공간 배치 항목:
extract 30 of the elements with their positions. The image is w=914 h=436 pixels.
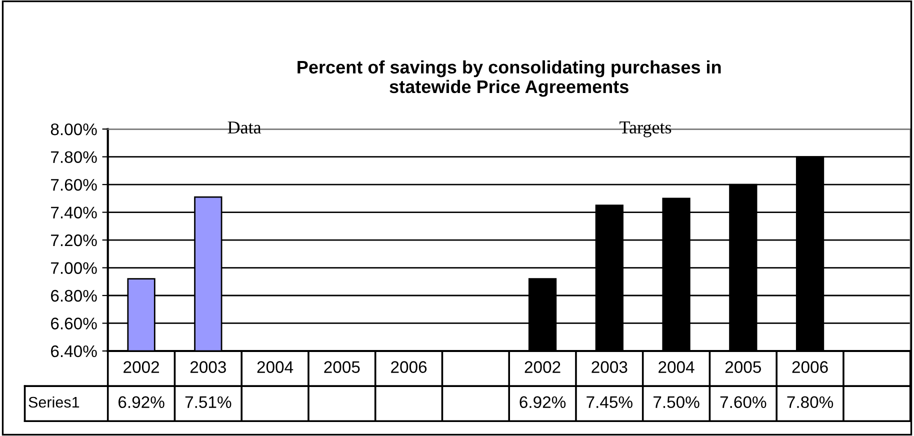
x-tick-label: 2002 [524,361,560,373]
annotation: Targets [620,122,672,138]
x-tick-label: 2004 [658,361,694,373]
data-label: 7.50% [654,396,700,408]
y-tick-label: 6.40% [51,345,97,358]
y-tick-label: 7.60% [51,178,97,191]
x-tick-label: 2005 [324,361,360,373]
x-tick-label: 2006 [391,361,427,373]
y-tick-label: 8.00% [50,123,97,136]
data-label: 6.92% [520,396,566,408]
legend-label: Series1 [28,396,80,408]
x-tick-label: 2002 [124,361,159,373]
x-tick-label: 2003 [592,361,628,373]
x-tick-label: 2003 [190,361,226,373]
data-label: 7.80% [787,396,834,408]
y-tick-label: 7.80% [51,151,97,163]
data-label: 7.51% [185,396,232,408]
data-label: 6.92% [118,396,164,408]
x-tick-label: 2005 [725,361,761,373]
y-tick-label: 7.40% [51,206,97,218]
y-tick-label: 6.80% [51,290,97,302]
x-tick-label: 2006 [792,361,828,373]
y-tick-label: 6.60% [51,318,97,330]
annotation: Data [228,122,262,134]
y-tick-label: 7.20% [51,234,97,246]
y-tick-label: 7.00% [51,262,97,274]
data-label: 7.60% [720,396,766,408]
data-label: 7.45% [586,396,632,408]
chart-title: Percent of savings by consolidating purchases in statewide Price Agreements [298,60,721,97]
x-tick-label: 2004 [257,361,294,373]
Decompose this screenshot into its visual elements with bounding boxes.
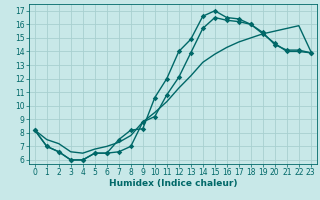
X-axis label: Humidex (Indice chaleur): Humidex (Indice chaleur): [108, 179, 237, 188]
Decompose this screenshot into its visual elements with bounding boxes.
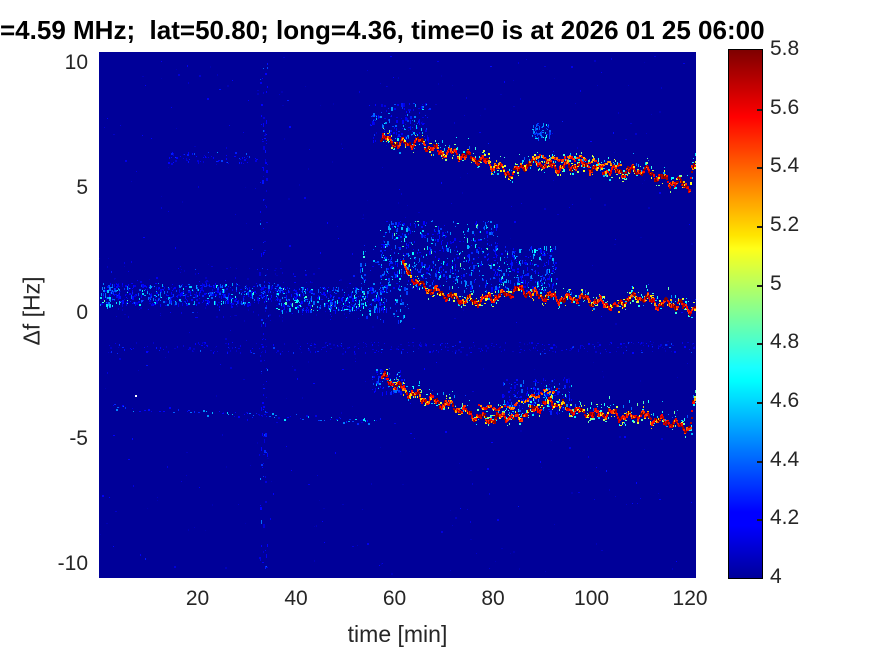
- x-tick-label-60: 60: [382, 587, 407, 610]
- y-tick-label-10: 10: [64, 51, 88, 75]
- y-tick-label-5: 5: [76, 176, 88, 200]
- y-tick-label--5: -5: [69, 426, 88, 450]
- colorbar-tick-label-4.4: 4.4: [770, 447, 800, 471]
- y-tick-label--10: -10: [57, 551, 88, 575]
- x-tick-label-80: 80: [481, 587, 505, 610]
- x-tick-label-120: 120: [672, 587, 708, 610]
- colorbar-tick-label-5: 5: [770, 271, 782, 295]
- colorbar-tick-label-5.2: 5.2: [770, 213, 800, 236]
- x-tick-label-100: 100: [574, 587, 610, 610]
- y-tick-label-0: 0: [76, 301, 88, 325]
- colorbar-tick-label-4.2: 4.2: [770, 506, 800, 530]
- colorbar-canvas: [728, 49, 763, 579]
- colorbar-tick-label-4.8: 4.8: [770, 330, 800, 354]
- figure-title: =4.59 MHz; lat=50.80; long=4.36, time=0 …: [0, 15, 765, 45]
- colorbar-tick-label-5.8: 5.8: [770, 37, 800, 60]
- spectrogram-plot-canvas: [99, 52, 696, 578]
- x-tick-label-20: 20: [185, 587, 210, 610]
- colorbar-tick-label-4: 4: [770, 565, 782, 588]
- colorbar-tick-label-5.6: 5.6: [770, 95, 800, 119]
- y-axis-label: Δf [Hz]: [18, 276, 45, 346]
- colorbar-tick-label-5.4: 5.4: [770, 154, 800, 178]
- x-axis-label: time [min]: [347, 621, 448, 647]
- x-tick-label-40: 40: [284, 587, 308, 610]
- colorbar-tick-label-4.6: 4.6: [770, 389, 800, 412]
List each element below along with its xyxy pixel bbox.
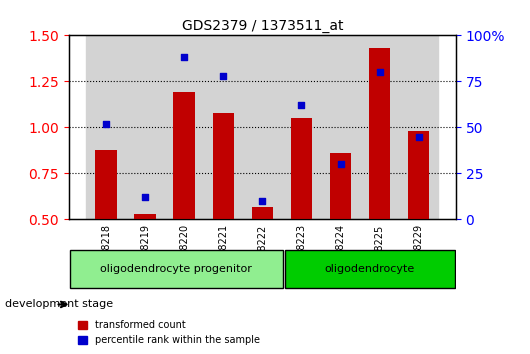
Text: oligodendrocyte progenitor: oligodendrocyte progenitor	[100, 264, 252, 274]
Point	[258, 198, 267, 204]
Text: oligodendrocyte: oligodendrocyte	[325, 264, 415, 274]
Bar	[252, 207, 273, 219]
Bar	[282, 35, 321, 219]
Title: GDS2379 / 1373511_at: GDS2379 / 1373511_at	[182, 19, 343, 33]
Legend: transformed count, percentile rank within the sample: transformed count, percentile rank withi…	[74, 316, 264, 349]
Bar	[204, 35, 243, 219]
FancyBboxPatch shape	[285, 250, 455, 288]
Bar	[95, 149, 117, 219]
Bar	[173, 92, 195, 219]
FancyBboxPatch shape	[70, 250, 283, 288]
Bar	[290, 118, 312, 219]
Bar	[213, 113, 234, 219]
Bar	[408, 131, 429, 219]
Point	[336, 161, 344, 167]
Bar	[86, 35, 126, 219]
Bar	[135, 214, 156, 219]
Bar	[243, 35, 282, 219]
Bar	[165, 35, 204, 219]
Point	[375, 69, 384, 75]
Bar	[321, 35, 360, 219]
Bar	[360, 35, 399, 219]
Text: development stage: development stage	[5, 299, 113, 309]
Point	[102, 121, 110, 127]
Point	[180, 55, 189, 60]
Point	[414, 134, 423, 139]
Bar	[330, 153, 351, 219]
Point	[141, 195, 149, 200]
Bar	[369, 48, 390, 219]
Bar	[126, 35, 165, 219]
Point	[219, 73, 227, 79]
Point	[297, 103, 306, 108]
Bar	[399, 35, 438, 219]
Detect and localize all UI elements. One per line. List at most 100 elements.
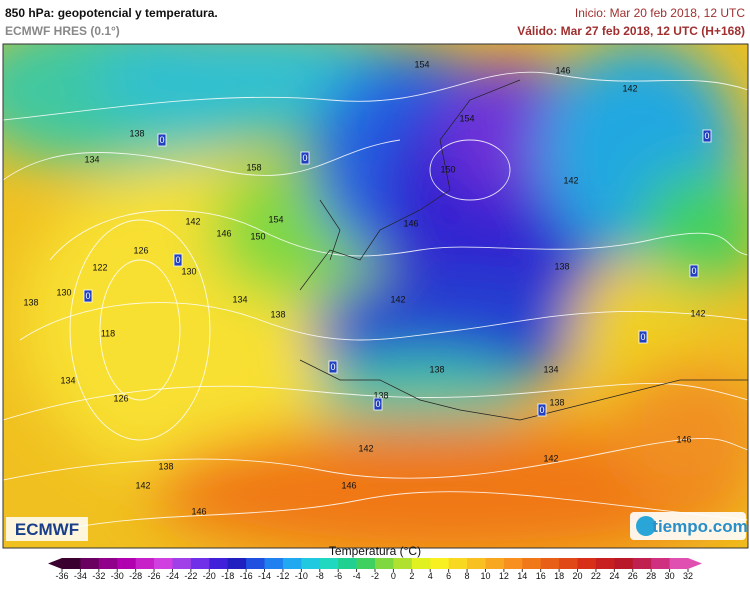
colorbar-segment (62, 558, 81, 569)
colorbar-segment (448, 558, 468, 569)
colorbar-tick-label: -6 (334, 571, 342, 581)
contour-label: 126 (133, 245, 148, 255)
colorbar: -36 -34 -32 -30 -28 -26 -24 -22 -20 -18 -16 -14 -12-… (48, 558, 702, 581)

### 지시 사항
모든 항목을 다시 쓰면서 "Point"만 "Marker"(으)로 바꾸고 나머지는 그대로 두세요. 그림은 넣지 마세요.

### 작업 결과
extract 30 of the elements with their positions. The image is w=914 h=436 pixels.
x-tick-label: 2002 [524,361,560,373]
annotation: Targets [620,122,672,138]
x-tick-label: 2004 [658,361,694,373]
data-label: 7.50% [654,396,700,408]
y-tick-label: 6.40% [51,345,97,358]
y-tick-label: 7.60% [51,178,97,191]
x-tick-label: 2005 [324,361,360,373]
x-tick-label: 2006 [391,361,427,373]
y-tick-label: 8.00% [50,123,97,136]
data-label: 6.92% [520,396,566,408]
legend-label: Series1 [28,396,80,408]
x-tick-label: 2002 [124,361,159,373]
x-tick-label: 2003 [592,361,628,373]
x-tick-label: 2003 [190,361,226,373]
data-label: 7.80% [787,396,834,408]
y-tick-label: 7.80% [51,151,97,163]
data-label: 7.51% [185,396,232,408]
data-label: 6.92% [118,396,164,408]
x-tick-label: 2005 [725,361,761,373]
y-tick-label: 7.40% [51,206,97,218]
y-tick-label: 6.80% [51,290,97,302]
x-tick-label: 2006 [792,361,828,373]
y-tick-label: 6.60% [51,318,97,330]
annotation: Data [228,122,262,134]
y-tick-label: 7.20% [51,234,97,246]
y-tick-label: 7.00% [51,262,97,274]
data-label: 7.60% [720,396,766,408]
data-label: 7.45% [586,396,632,408]
chart-title: Percent of savings by consolidating purchases in statewide Price Agreements [298,60,721,97]
x-tick-label: 2004 [257,361,294,373]
Decompose this screenshot into its visual elements with bounding boxes.
X-axis label: Humidex (Indice chaleur): Humidex (Indice chaleur): [108, 179, 237, 188]
Decompose this screenshot into its visual elements with bounding boxes.
- x-tick-label-60: 60: [382, 587, 407, 610]
- y-tick-label-10: 10: [64, 51, 88, 75]
- y-tick-label-5: 5: [76, 176, 88, 200]
- y-tick-label--5: -5: [69, 426, 88, 450]
- colorbar-tick-label-4.4: 4.4: [770, 447, 800, 471]
- y-tick-label--10: -10: [57, 551, 88, 575]
- x-tick-label-80: 80: [481, 587, 505, 610]
- x-tick-label-120: 120: [672, 587, 708, 610]
- colorbar-tick-label-5: 5: [770, 271, 782, 295]
- colorbar-tick-label-5.2: 5.2: [770, 213, 800, 236]
- x-tick-label-100: 100: [574, 587, 610, 610]
- y-tick-label-0: 0: [76, 301, 88, 325]
- colorbar-tick-label-4.2: 4.2: [770, 506, 800, 530]
- colorbar-canvas: [728, 49, 763, 579]
- colorbar-tick-label-4.8: 4.8: [770, 330, 800, 354]
- figure-title: =4.59 MHz; lat=50.80; long=4.36, time=0 …: [0, 15, 765, 45]
- colorbar-tick-label-5.8: 5.8: [770, 37, 800, 60]
- spectrogram-plot-canvas: [99, 52, 696, 578]
- x-tick-label-20: 20: [185, 587, 210, 610]
- colorbar-tick-label-4: 4: [770, 565, 782, 588]
- colorbar-tick-label-5.6: 5.6: [770, 95, 800, 119]
- y-axis-label: Δf [Hz]: [18, 276, 45, 346]
- colorbar-tick-label-5.4: 5.4: [770, 154, 800, 178]
- x-axis-label: time [min]: [347, 621, 448, 647]
- x-tick-label-40: 40: [284, 587, 308, 610]
- colorbar-tick-label-4.6: 4.6: [770, 389, 800, 412]
List each element below along with its xyxy pixel bbox.
Text: oligodendrocyte progenitor: oligodendrocyte progenitor	[100, 264, 252, 274]
Marker	[258, 198, 267, 204]
Text: oligodendrocyte: oligodendrocyte	[325, 264, 415, 274]
Bar	[252, 207, 273, 219]
Bar	[282, 35, 321, 219]
Title: GDS2379 / 1373511_at: GDS2379 / 1373511_at	[182, 19, 343, 33]
Legend: transformed count, percentile rank within the sample: transformed count, percentile rank withi…	[74, 316, 264, 349]
Bar	[204, 35, 243, 219]
FancyBboxPatch shape	[285, 250, 455, 288]
Bar	[95, 149, 117, 219]
Bar	[173, 92, 195, 219]
FancyBboxPatch shape	[70, 250, 283, 288]
Bar	[290, 118, 312, 219]
Bar	[213, 113, 234, 219]
Bar	[408, 131, 429, 219]
Marker	[336, 161, 344, 167]
Bar	[86, 35, 126, 219]
Bar	[135, 214, 156, 219]
Bar	[243, 35, 282, 219]
Bar	[165, 35, 204, 219]
Marker	[375, 69, 384, 75]
Bar	[321, 35, 360, 219]
Bar	[360, 35, 399, 219]
Text: development stage: development stage	[5, 299, 113, 309]
Marker	[102, 121, 110, 127]
Marker	[180, 55, 189, 60]
Marker	[414, 134, 423, 139]
Bar	[330, 153, 351, 219]
Marker	[141, 195, 149, 200]
Bar	[369, 48, 390, 219]
Bar	[126, 35, 165, 219]
Marker	[219, 73, 227, 79]
Marker	[297, 103, 306, 108]
Bar	[399, 35, 438, 219]
Detect and localize all UI elements. One per line. List at most 100 elements.
colorbar-segment (62, 558, 81, 569)
colorbar-segment (448, 558, 468, 569)
colorbar-tick-label: -6 (334, 571, 342, 581)
contour-label: 126 (133, 245, 148, 255)
colorbar: -36 -34 -32 -30 -28 -26 -24 -22 -20 -18 -16 -14 -12-… (48, 558, 702, 581)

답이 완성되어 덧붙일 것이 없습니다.